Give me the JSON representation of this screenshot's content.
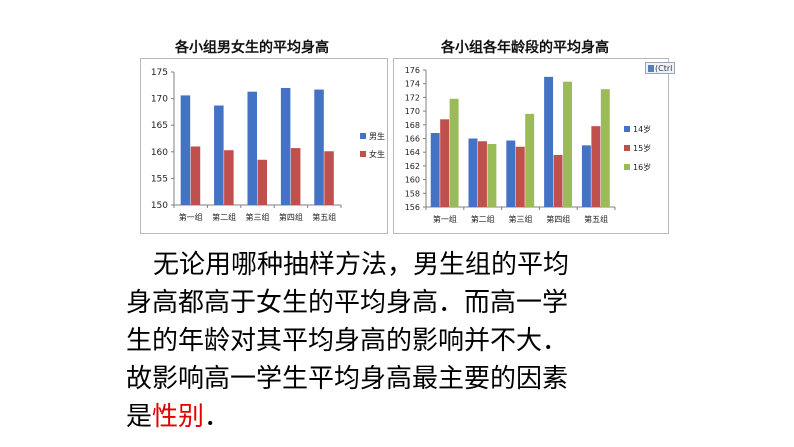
{
  "charts": [
    {
      "title": "各小组男女生的平均身高",
      "chart_data": {
        "type": "bar",
        "categories": [
          "第一组",
          "第二组",
          "第三组",
          "第四组",
          "第五组"
        ],
        "series": [
          {
            "name": "男生",
            "color": "#4472c4",
            "values": [
              170.6,
              168.7,
              171.3,
              172.0,
              171.7
            ]
          },
          {
            "name": "女生",
            "color": "#c0504d",
            "values": [
              161.0,
              160.3,
              158.5,
              160.7,
              160.1
            ]
          }
        ],
        "ylim": [
          150,
          175
        ],
        "yticks": [
          150,
          155,
          160,
          165,
          170,
          175
        ],
        "grid": false,
        "legend": "right"
      }
    },
    {
      "title": "各小组各年龄段的平均身高",
      "chart_data": {
        "type": "bar",
        "categories": [
          "第一组",
          "第二组",
          "第三组",
          "第四组",
          "第五组"
        ],
        "series": [
          {
            "name": "14岁",
            "color": "#4472c4",
            "values": [
              166.8,
              166.0,
              165.7,
              175.0,
              165.0
            ]
          },
          {
            "name": "15岁",
            "color": "#c0504d",
            "values": [
              168.8,
              165.6,
              164.8,
              163.6,
              167.8
            ]
          },
          {
            "name": "16岁",
            "color": "#9bbb59",
            "values": [
              171.8,
              165.2,
              169.6,
              174.3,
              173.2
            ]
          }
        ],
        "ylim": [
          156,
          176
        ],
        "yticks": [
          156,
          158,
          160,
          162,
          164,
          166,
          168,
          170,
          172,
          174,
          176
        ],
        "grid": false,
        "legend": "right"
      }
    }
  ],
  "paste_options": {
    "label": "(Ctrl",
    "icon": "clipboard-icon"
  },
  "paragraph": {
    "lines": [
      "无论用哪种抽样方法，男生组的平均",
      "身高都高于女生的平均身高．而高一学",
      "生的年龄对其平均身高的影响并不大．",
      "故影响高一学生平均身高最主要的因素"
    ],
    "last_prefix": "是",
    "highlight": "性别",
    "last_suffix": "．",
    "highlight_color": "#e00000"
  }
}
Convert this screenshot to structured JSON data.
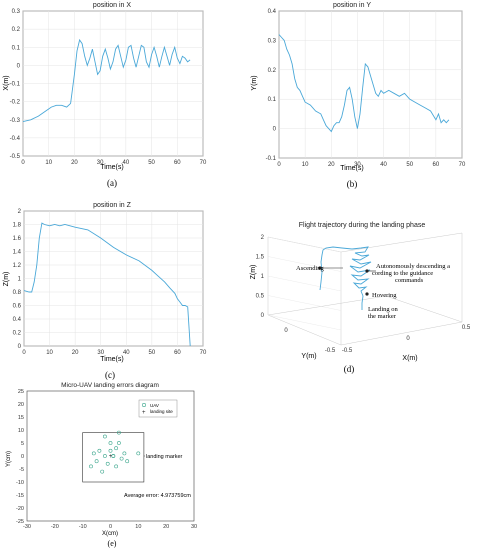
{
  "chart_data": [
    {
      "type": "line",
      "title": "position in X",
      "xlabel": "Time(s)",
      "ylabel": "X(m)",
      "xlim": [
        0,
        70
      ],
      "ylim": [
        -0.5,
        0.3
      ],
      "xticks": [
        0,
        10,
        20,
        30,
        40,
        50,
        60,
        70
      ],
      "yticks": [
        -0.5,
        -0.4,
        -0.3,
        -0.2,
        -0.1,
        0,
        0.1,
        0.2,
        0.3
      ],
      "grid": true,
      "caption": "(a)",
      "series": [
        {
          "color": "#4aa8d8",
          "x": [
            0,
            3,
            6,
            9,
            11,
            13,
            15,
            17,
            18.5,
            20,
            21,
            22,
            23,
            24,
            25,
            26,
            27,
            28,
            29,
            30,
            31,
            32,
            33,
            34,
            35,
            36,
            37,
            38,
            39,
            40,
            41,
            42,
            43,
            44,
            45,
            46,
            47,
            48,
            49,
            50,
            51,
            52,
            53,
            54,
            55,
            56,
            57,
            58,
            59,
            60,
            61,
            62,
            63,
            64,
            65
          ],
          "y": [
            -0.31,
            -0.3,
            -0.28,
            -0.25,
            -0.23,
            -0.22,
            -0.22,
            -0.23,
            -0.21,
            -0.05,
            0.08,
            0.14,
            0.12,
            0.05,
            0,
            0.04,
            0.09,
            0.02,
            -0.05,
            -0.03,
            0.05,
            0.09,
            0.04,
            -0.02,
            0.02,
            0.09,
            0.11,
            0.05,
            -0.01,
            0.03,
            0.1,
            0.11,
            0.04,
            -0.01,
            0.05,
            0.11,
            0.1,
            0.02,
            -0.01,
            0.06,
            0.1,
            0.05,
            -0.01,
            0.05,
            0.1,
            0.05,
            0,
            0.06,
            0.1,
            0.04,
            0.01,
            0.05,
            0.04,
            0.02,
            0.03
          ]
        }
      ]
    },
    {
      "type": "line",
      "title": "position in Y",
      "xlabel": "Time(s)",
      "ylabel": "Y(m)",
      "xlim": [
        0,
        70
      ],
      "ylim": [
        -0.1,
        0.4
      ],
      "xticks": [
        0,
        10,
        20,
        30,
        40,
        50,
        60,
        70
      ],
      "yticks": [
        -0.1,
        0,
        0.1,
        0.2,
        0.3,
        0.4
      ],
      "grid": true,
      "caption": "(b)",
      "series": [
        {
          "color": "#4aa8d8",
          "x": [
            0,
            1,
            2,
            3,
            4,
            5,
            6,
            7,
            8,
            9,
            10,
            12,
            14,
            16,
            17,
            18,
            19,
            20,
            21,
            22,
            23,
            24,
            25,
            26,
            27,
            28,
            29,
            30,
            31,
            32,
            33,
            34,
            35,
            36,
            37,
            38,
            39,
            40,
            42,
            44,
            46,
            48,
            50,
            52,
            54,
            56,
            58,
            60,
            61,
            62,
            63,
            64,
            65
          ],
          "y": [
            0.32,
            0.31,
            0.3,
            0.27,
            0.25,
            0.22,
            0.17,
            0.14,
            0.13,
            0.11,
            0.09,
            0.08,
            0.06,
            0.05,
            0.03,
            0.01,
            0,
            -0.01,
            0.01,
            0.02,
            0.02,
            0.04,
            0.08,
            0.13,
            0.14,
            0.1,
            0.04,
            0,
            0.05,
            0.14,
            0.22,
            0.21,
            0.18,
            0.15,
            0.12,
            0.11,
            0.13,
            0.12,
            0.13,
            0.12,
            0.11,
            0.12,
            0.1,
            0.09,
            0.08,
            0.07,
            0.06,
            0.03,
            0.05,
            0.02,
            0.03,
            0.02,
            0.03
          ]
        }
      ]
    },
    {
      "type": "line",
      "title": "position in Z",
      "xlabel": "Time(s)",
      "ylabel": "Z(m)",
      "xlim": [
        0,
        70
      ],
      "ylim": [
        0,
        2
      ],
      "xticks": [
        0,
        10,
        20,
        30,
        40,
        50,
        60,
        70
      ],
      "yticks": [
        0,
        0.2,
        0.4,
        0.6,
        0.8,
        1,
        1.2,
        1.4,
        1.6,
        1.8,
        2
      ],
      "grid": true,
      "caption": "(c)",
      "series": [
        {
          "color": "#4aa8d8",
          "x": [
            0,
            2,
            3,
            4,
            5,
            6,
            7,
            8,
            10,
            12,
            14,
            16,
            18,
            20,
            25,
            30,
            35,
            40,
            45,
            50,
            52,
            55,
            57,
            59,
            60,
            61,
            62,
            63,
            64,
            65
          ],
          "y": [
            0.82,
            0.8,
            0.8,
            0.95,
            1.2,
            1.6,
            1.82,
            1.8,
            1.78,
            1.8,
            1.78,
            1.8,
            1.78,
            1.76,
            1.72,
            1.6,
            1.46,
            1.35,
            1.26,
            1.12,
            1.05,
            0.95,
            0.86,
            0.78,
            0.7,
            0.65,
            0.6,
            0.6,
            0.58,
            0
          ]
        }
      ]
    },
    {
      "type": "line",
      "title": "Flight trajectory during the landing phase",
      "xlabel": "X(m)",
      "ylabel": "Y(m)",
      "zlabel": "Z(m)",
      "xticks": [
        -0.5,
        0,
        0.5
      ],
      "yticks": [
        0,
        -0.5
      ],
      "zticks": [
        0,
        0.5,
        1,
        1.5,
        2
      ],
      "grid": true,
      "caption": "(d)",
      "annotations": [
        "Ascending",
        "Autonomously descending according to the guidance commands",
        "Hovering",
        "Landing on the marker"
      ]
    },
    {
      "type": "scatter",
      "title": "Micro-UAV landing errors diagram",
      "xlabel": "X(cm)",
      "ylabel": "Y(cm)",
      "xlim": [
        -30,
        30
      ],
      "ylim": [
        -25,
        25
      ],
      "xticks": [
        -30,
        -20,
        -10,
        0,
        10,
        20,
        30
      ],
      "yticks": [
        -25,
        -20,
        -15,
        -10,
        -5,
        0,
        5,
        10,
        15,
        20,
        25
      ],
      "legend_position": "top-right",
      "legend": [
        {
          "name": "UAV",
          "symbol": "o",
          "color": "#3aa68c"
        },
        {
          "name": "landing site",
          "symbol": "+",
          "color": "#222222"
        }
      ],
      "series": [
        {
          "name": "UAV",
          "x": [
            -7,
            -2,
            3,
            0,
            -4,
            2,
            5,
            -5,
            -1,
            1,
            4,
            -6,
            0,
            3,
            6,
            -3,
            2,
            10,
            -2,
            1
          ],
          "y": [
            -4,
            7.5,
            9,
            5,
            2,
            3,
            1,
            -2,
            -3,
            0,
            -1,
            1,
            2,
            5,
            -2,
            -6,
            -4,
            1,
            0,
            0
          ]
        },
        {
          "name": "landing site",
          "x": [
            0
          ],
          "y": [
            0
          ]
        }
      ],
      "annotations": [
        "landing marker",
        "Average error: 4.973759cm"
      ],
      "marker_box": {
        "x": [
          -10,
          12
        ],
        "y": [
          -10,
          9
        ]
      },
      "caption": "(e)"
    }
  ]
}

—————

_Exercise_
Copy every line of the listing containing the string "title".

_Exercise answer_
      "title": "各小组男女生的平均身高",
      "title": "各小组各年龄段的平均身高",
      "title": "position in X",
      "title": "position in Y",
      "title": "position in Z",
      "title": "Flight trajectory during the landing phase",
      "title": "Micro-UAV landing errors diagram",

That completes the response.